Re: Feature request: Exponential search in git bisect

From: Christian Couder <christian.couder@gmail.com>
To: "Manuel Bärenz" <manuel@enigmage.de>
Cc: git <git@vger.kernel.org>
Subject: Re: Feature request: Exponential search in git bisect
Date: Sat, 10 Oct 2020 11:22:49 +0200	[thread overview]
Message-ID: <CAP8UFD2dWrUXJUuiFtgCu6krbnbGGqJZ7K+6KqstGTcNmSc_xQ@mail.gmail.com> (raw)
In-Reply-To: <945ab20e-dcde-540e-83a5-83992c2187b1@enigmage.de>

On Fri, Oct 9, 2020 at 9:35 PM Manuel Bärenz <manuel@enigmage.de> wrote:
>
> This feature was requested 8 years ago and briefly discussed:
> https://public-inbox.org/git/20120318212957.GS1219@chaosreigns.com/
>
>
>   TL;DR
>
> Before doing git bisect, I want to use exponential search to
> automatically find a good commit, in logarithmic time.

Ok, but the conclusion of the above discussion is that the problem
with this idea is being able to distinguish between a commit that is
bad and a commit where the feature that you want to test cannot be
tested for example because it hasn't been implemented yet.

>   Scenario
>
>   * I have a bug in HEAD.
>   * I strongly suspect that it was introduced some time ago, but I don't
>     know when exactly.
>   * I have an automated test that will find the bug if the test can run
>     properly.
>   * Most of the commits in the repository are not testable, i.e. the
>     test doesn't run properly. (E.g. because the feature it tests wasn't
>     introduced yet, refactoring, etc.)
>   * I have no idea what a good commit might be, because I don't know
>     when the first /testable/ good commit is.

Ok, so your test cannot distinguish between a bad commit and a commit
where the feature hasn't been implemented.

When you say that most of the commits in the repository are not
testable, it usually means that the feature has been implemented
relatively recently compared to the history of the project.

> This sounds like a standard application for git bisect. No matter how
> big the repo, with binary search we would expect to find the first bad
> commit in logarithmic time.

Not necessarily. If you cannot distinguish in any way between a bad
commit and a commit where the feature hasn't been implemented, then it
might be very difficult to find a good commit. And you need a good
commit before you can properly bisect.

Suppose for example that the first bad commit (the commit that
introduced the bug you are looking for) is a direct child of the
commit that introduced the feature. Then unless you are very lucky any
binary search using your script will only test either bad commits or
commits where the feature hasn't been implemented yet, and it is
unable to distinguish between them in your scenario.

(Dataset records)

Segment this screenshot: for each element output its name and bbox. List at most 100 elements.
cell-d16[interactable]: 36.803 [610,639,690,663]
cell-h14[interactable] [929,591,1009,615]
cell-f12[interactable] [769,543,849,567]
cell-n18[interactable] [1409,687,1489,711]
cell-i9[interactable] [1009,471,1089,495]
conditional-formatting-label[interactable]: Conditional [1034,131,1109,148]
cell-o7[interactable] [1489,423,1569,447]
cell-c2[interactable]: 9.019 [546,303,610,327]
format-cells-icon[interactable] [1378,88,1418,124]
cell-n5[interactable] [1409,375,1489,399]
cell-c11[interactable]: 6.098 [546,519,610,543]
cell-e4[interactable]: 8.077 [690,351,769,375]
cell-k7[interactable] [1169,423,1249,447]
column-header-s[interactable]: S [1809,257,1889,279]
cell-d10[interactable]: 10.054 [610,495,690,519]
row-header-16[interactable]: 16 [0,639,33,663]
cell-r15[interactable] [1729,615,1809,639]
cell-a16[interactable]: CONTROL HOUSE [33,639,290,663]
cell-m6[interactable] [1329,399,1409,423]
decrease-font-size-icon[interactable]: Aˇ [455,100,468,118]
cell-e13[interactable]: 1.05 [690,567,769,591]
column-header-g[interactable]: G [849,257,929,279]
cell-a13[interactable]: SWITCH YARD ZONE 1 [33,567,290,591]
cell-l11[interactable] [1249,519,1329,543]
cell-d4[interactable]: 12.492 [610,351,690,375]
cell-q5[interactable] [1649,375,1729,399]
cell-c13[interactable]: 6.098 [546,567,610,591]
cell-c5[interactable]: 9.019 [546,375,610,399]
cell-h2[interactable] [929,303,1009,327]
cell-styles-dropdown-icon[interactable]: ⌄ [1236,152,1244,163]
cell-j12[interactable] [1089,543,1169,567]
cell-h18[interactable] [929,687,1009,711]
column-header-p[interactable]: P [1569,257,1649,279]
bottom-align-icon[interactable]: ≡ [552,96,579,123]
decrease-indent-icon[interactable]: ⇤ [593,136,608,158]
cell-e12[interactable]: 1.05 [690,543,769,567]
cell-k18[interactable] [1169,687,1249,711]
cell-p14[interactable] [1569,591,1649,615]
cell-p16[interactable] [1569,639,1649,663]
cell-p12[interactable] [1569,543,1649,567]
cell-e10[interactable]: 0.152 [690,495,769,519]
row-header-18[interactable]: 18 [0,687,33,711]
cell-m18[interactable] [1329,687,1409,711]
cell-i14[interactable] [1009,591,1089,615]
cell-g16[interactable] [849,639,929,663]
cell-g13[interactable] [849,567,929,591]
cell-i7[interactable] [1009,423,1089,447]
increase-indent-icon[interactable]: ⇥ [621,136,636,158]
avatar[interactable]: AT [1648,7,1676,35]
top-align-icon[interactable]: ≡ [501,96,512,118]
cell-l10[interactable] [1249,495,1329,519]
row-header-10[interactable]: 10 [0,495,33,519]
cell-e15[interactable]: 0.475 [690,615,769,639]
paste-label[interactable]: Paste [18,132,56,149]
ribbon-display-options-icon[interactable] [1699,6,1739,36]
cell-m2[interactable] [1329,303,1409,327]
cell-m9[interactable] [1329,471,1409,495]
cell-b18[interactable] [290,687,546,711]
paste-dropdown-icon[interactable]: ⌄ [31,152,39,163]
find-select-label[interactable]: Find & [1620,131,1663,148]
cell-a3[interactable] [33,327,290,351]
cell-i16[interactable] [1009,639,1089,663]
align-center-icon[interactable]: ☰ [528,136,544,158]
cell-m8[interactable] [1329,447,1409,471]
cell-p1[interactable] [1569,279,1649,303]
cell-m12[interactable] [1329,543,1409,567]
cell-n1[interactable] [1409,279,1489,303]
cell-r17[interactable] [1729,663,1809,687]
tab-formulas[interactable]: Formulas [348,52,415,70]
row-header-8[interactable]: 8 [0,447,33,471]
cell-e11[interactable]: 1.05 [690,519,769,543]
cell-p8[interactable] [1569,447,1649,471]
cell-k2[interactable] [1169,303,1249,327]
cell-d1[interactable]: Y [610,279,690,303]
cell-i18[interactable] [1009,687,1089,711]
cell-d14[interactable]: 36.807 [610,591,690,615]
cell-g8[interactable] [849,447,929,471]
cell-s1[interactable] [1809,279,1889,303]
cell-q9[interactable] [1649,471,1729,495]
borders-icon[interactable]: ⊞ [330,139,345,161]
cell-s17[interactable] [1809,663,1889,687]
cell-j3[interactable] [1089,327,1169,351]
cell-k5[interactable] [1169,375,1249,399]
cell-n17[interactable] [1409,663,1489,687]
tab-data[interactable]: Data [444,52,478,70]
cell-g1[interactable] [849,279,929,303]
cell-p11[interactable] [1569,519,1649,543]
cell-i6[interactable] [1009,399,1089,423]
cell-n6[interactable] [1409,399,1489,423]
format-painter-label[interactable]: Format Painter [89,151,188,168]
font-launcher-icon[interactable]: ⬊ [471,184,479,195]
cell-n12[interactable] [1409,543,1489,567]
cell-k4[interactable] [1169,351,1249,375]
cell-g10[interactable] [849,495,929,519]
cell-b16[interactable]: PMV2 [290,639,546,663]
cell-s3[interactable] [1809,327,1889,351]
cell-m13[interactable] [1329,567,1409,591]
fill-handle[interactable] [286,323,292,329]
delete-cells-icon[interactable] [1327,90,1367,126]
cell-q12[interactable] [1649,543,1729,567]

> [Required task A]
Answer these from the git bisect reply:
(i) How many years before this exchange was the exponential search feature first requested?
(ii) What must you have before you can properly bisect?
(iii) On what date was the reply sent?
> [Required task B]
List every bullet point in the "Scenario" section of the git bisect reply.
> [Required task C]
Carry the git bisect reply forward past its final paragraph.

> [Expected output A]
(i) 8 years.
(ii) A good commit.
(iii) Sat, 10 Oct 2020.

> [Expected output B]
- I have a bug in HEAD.
- I strongly suspect that it was introduced some time ago, but I don't know when exactly.
- I have an automated test that will find the bug if the test can run properly.
- Most of the commits in the repository are not testable, i.e. the test doesn't run properly. (E.g. because the feature it tests wasn't introduced yet, refactoring, etc.)
- I have no idea what a good commit might be, because I don't know when the first /testable/ good commit is.

> [Expected output C]
>   Failed attempt
>
> The zeroth idea might be trying to find the good commit by hand, by
> reading changelogs, by trying some commits, whatever. In some
> situations, this is not feasible. In fact, such situations occur
> frequently for me, for example for undocumented features, unversioned
> rolling releases, incidental complexity leading to older commits not
> being testable, etc.

I understand that it's not always easy to find a good commit.

> The first idea that comes to mind - and it was recommended 8 years agos,
> and I've tried it a few times already - is to simply mark the root
> commit as good. (Now, there might be several roots, but that's a puzzle
> you typically only have to figure out once per repo.) This sounds great
> in theory because binary search should get through the good old commits
> in logarithmic time.

It is not necessarily a good idea to do that. And in the thread, what
was actually suggested by Peff (Jeff King) was to test released
versions (for example 1.6.0, 1.7.0, etc in the Git code base).

> The problem with this approach is that if most older commits are
> untestable, I have to git bisect skip them.

Skipping untestable commits is not always the right thing to do. If
you know that they are untestable because the feature has not been
implemented yet, it might be better to mark them as good instead.

This is by the way what an ideal script should do. It should mark
commits where the feature has not been implemented yet as good, and
should "skip" only the commits where the feature has already been
implemented but that are not testable for another reason, like another
"temporary" bug or "temporary" compile failures.

> This basically kills the
> logarithmic performance, because bisect skip doesn't do binary search,
> but something rather random.

I would say that the actual reason here is that bisect skip is used
when it shouldn't be used.

> Just yesterday I killed a bisect search
> that took hours because it kept skipping and didn't find actual good
> commits.

Ok.

> You might say that instead of skipping old commits, one should mark them
> as good.

Yes, they should be marked as good when the feature has not been
implemented yet.

> That's problematic because then I might accidentally mark a
> commit as good that was already untestable bad. Given that bisect has no
> undo functionality, that can quickly mess up my search. Distinguishing
> untestable good from untestable bad is really hard automatically. I
> shouldn't have to do that.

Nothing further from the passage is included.